▶ **Written exercise**:
Repeat every line of the data exactly, but not the pictures.

[Records from a data collection]

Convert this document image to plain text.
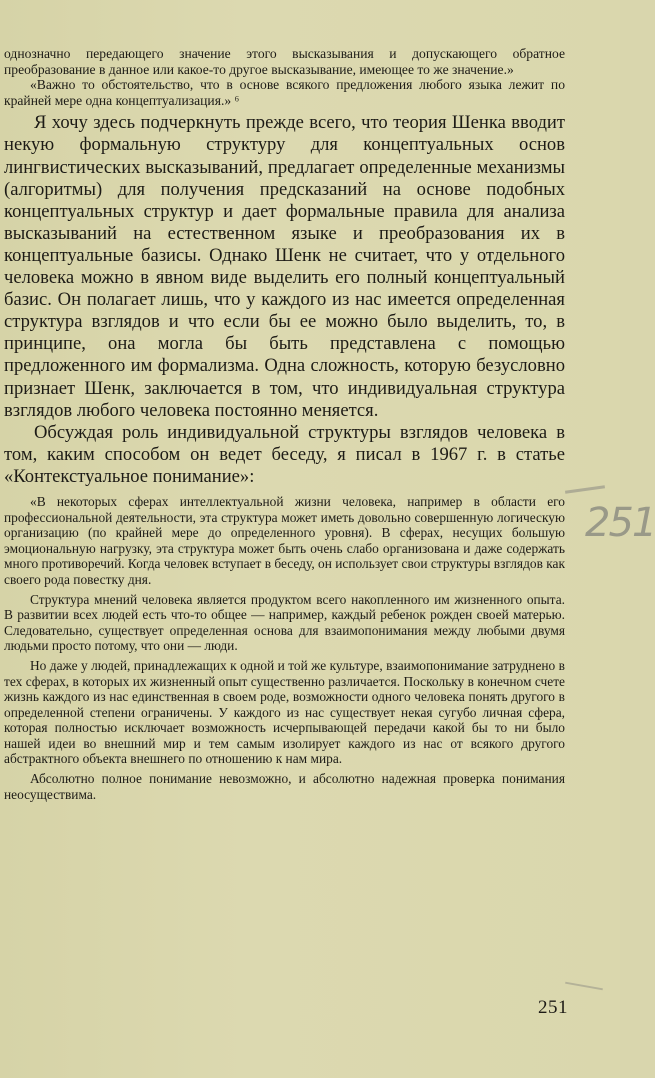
однозначно передающего значение этого высказывания и допускающего обратное преобразование в данное или какое-то другое высказывание, имеющее то же значение.»

«Важно то обстоятельство, что в основе всякого предложения любого языка лежит по крайней мере одна концептуализация.» ⁶

Я хочу здесь подчеркнуть прежде всего, что теория Шенка вводит некую формальную структуру для концептуальных основ лингвистических высказываний, предлагает определенные механизмы (алгоритмы) для получения предсказаний на основе подобных концептуальных структур и дает формальные правила для анализа высказываний на естественном языке и преобразования их в концептуальные базисы. Однако Шенк не считает, что у отдельного человека можно в явном виде выделить его полный концептуальный базис. Он полагает лишь, что у каждого из нас имеется определенная структура взглядов и что если бы ее можно было выделить, то, в принципе, она могла бы быть представлена с помощью предложенного им формализма. Одна сложность, которую безусловно признает Шенк, заключается в том, что индивидуальная структура взглядов любого человека постоянно меняется.

Обсуждая роль индивидуальной структуры взглядов человека в том, каким способом он ведет беседу, я писал в 1967 г. в статье «Контекстуальное понимание»:

«В некоторых сферах интеллектуальной жизни человека, например в области его профессиональной деятельности, эта структура может иметь довольно совершенную логическую организацию (по крайней мере до определенного уровня). В сферах, несущих большую эмоциональную нагрузку, эта структура может быть очень слабо организована и даже содержать много противоречий. Когда человек вступает в беседу, он использует свои структуры взглядов как своего рода повестку дня.

Структура мнений человека является продуктом всего накопленного им жизненного опыта. В развитии всех людей есть что-то общее — например, каждый ребенок рожден своей матерью. Следовательно, существует определенная основа для взаимопонимания между любыми двумя людьми просто потому, что они — люди.

Но даже у людей, принадлежащих к одной и той же культуре, взаимопонимание затруднено в тех сферах, в которых их жизненный опыт существенно различается. Поскольку в конечном счете жизнь каждого из нас единственная в своем роде, возможности одного человека понять другого в определенной степени ограничены. У каждого из нас существует некая сугубо личная сфера, которая полностью исключает возможность исчерпывающей передачи какой бы то ни было нашей идеи во внешний мир и тем самым изолирует каждого из нас от всякого другого абстрактного объекта внешнего по отношению к нам мира.

Абсолютно полное понимание невозможно, и абсолютно надежная проверка понимания неосуществима.

251
251
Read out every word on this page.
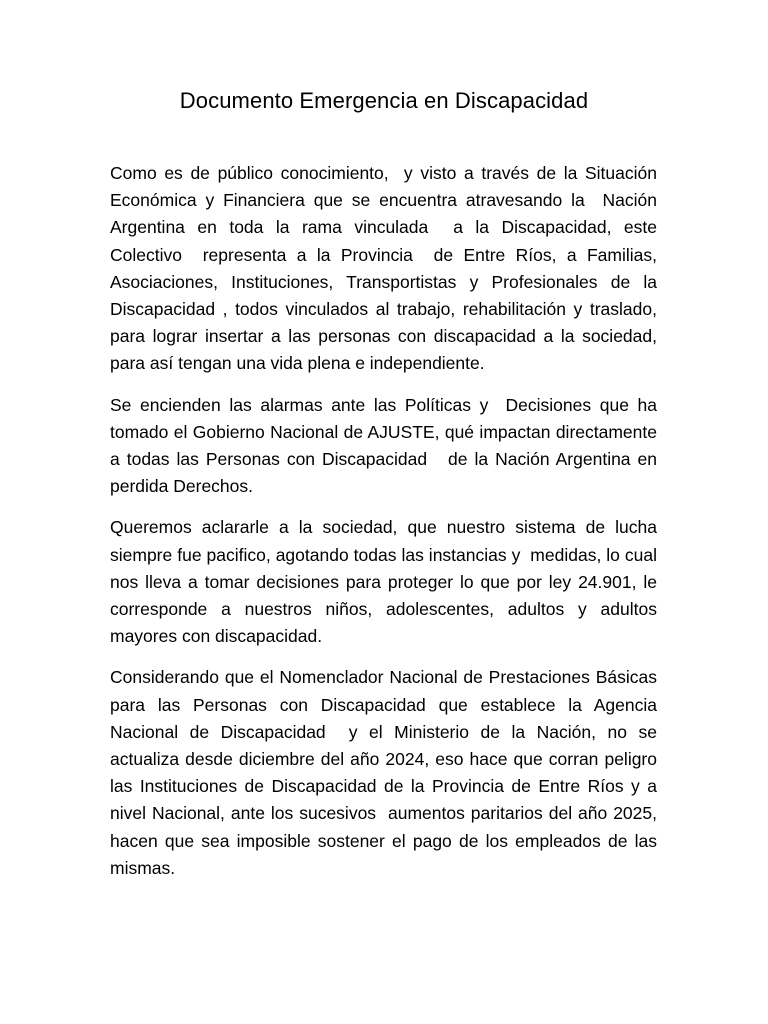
Documento Emergencia en Discapacidad

Como es de público conocimiento,  y visto a través de la Situación Económica y Financiera que se encuentra atravesando la  Nación Argentina en toda la rama vinculada  a la Discapacidad, este Colectivo  representa a la Provincia  de Entre Ríos, a Familias, Asociaciones, Instituciones, Transportistas y Profesionales de la Discapacidad , todos vinculados al trabajo, rehabilitación y traslado, para lograr insertar a las personas con discapacidad a la sociedad, para así tengan una vida plena e independiente.

Se encienden las alarmas ante las Políticas y  Decisiones que ha tomado el Gobierno Nacional de AJUSTE, qué impactan directamente a todas las Personas con Discapacidad   de la Nación Argentina en perdida Derechos.

Queremos aclararle a la sociedad, que nuestro sistema de lucha siempre fue pacifico, agotando todas las instancias y  medidas, lo cual  nos lleva a tomar decisiones para proteger lo que por ley 24.901, le   corresponde a nuestros niños, adolescentes, adultos y adultos mayores con discapacidad.

Considerando que el Nomenclador Nacional de Prestaciones Básicas para las Personas con Discapacidad que establece la Agencia Nacional de Discapacidad  y el Ministerio de la Nación, no se actualiza desde diciembre del año 2024, eso hace que corran peligro las Instituciones de Discapacidad de la Provincia de Entre Ríos y a nivel Nacional, ante los sucesivos  aumentos paritarios del año 2025, hacen que sea imposible sostener el pago de los empleados de las mismas.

▶ **Answer to the task**:
Convert this document image to plain text.
однозначно передающего значение этого высказывания и допускающего обратное преобразование в данное или какое-то другое высказывание, имеющее то же значение.»

«Важно то обстоятельство, что в основе всякого предложения любого языка лежит по крайней мере одна концептуализация.» ⁶

Я хочу здесь подчеркнуть прежде всего, что теория Шенка вводит некую формальную структуру для концептуальных основ лингвистических высказываний, предлагает определенные механизмы (алгоритмы) для получения предсказаний на основе подобных концептуальных структур и дает формальные правила для анализа высказываний на естественном языке и преобразования их в концептуальные базисы. Однако Шенк не считает, что у отдельного человека можно в явном виде выделить его полный концептуальный базис. Он полагает лишь, что у каждого из нас имеется определенная структура взглядов и что если бы ее можно было выделить, то, в принципе, она могла бы быть представлена с помощью предложенного им формализма. Одна сложность, которую безусловно признает Шенк, заключается в том, что индивидуальная структура взглядов любого человека постоянно меняется.

Обсуждая роль индивидуальной структуры взглядов человека в том, каким способом он ведет беседу, я писал в 1967 г. в статье «Контекстуальное понимание»:

«В некоторых сферах интеллектуальной жизни человека, например в области его профессиональной деятельности, эта структура может иметь довольно совершенную логическую организацию (по крайней мере до определенного уровня). В сферах, несущих большую эмоциональную нагрузку, эта структура может быть очень слабо организована и даже содержать много противоречий. Когда человек вступает в беседу, он использует свои структуры взглядов как своего рода повестку дня.

Структура мнений человека является продуктом всего накопленного им жизненного опыта. В развитии всех людей есть что-то общее — например, каждый ребенок рожден своей матерью. Следовательно, существует определенная основа для взаимопонимания между любыми двумя людьми просто потому, что они — люди.

Но даже у людей, принадлежащих к одной и той же культуре, взаимопонимание затруднено в тех сферах, в которых их жизненный опыт существенно различается. Поскольку в конечном счете жизнь каждого из нас единственная в своем роде, возможности одного человека понять другого в определенной степени ограничены. У каждого из нас существует некая сугубо личная сфера, которая полностью исключает возможность исчерпывающей передачи какой бы то ни было нашей идеи во внешний мир и тем самым изолирует каждого из нас от всякого другого абстрактного объекта внешнего по отношению к нам мира.

Абсолютно полное понимание невозможно, и абсолютно надежная проверка понимания неосуществима.

251
251
Read out every word on this page.
Documento Emergencia en Discapacidad

Como es de público conocimiento,  y visto a través de la Situación Económica y Financiera que se encuentra atravesando la  Nación Argentina en toda la rama vinculada  a la Discapacidad, este Colectivo  representa a la Provincia  de Entre Ríos, a Familias, Asociaciones, Instituciones, Transportistas y Profesionales de la Discapacidad , todos vinculados al trabajo, rehabilitación y traslado, para lograr insertar a las personas con discapacidad a la sociedad, para así tengan una vida plena e independiente.

Se encienden las alarmas ante las Políticas y  Decisiones que ha tomado el Gobierno Nacional de AJUSTE, qué impactan directamente a todas las Personas con Discapacidad   de la Nación Argentina en perdida Derechos.

Queremos aclararle a la sociedad, que nuestro sistema de lucha siempre fue pacifico, agotando todas las instancias y  medidas, lo cual  nos lleva a tomar decisiones para proteger lo que por ley 24.901, le   corresponde a nuestros niños, adolescentes, adultos y adultos mayores con discapacidad.

Considerando que el Nomenclador Nacional de Prestaciones Básicas para las Personas con Discapacidad que establece la Agencia Nacional de Discapacidad  y el Ministerio de la Nación, no se actualiza desde diciembre del año 2024, eso hace que corran peligro las Instituciones de Discapacidad de la Provincia de Entre Ríos y a nivel Nacional, ante los sucesivos  aumentos paritarios del año 2025, hacen que sea imposible sostener el pago de los empleados de las mismas.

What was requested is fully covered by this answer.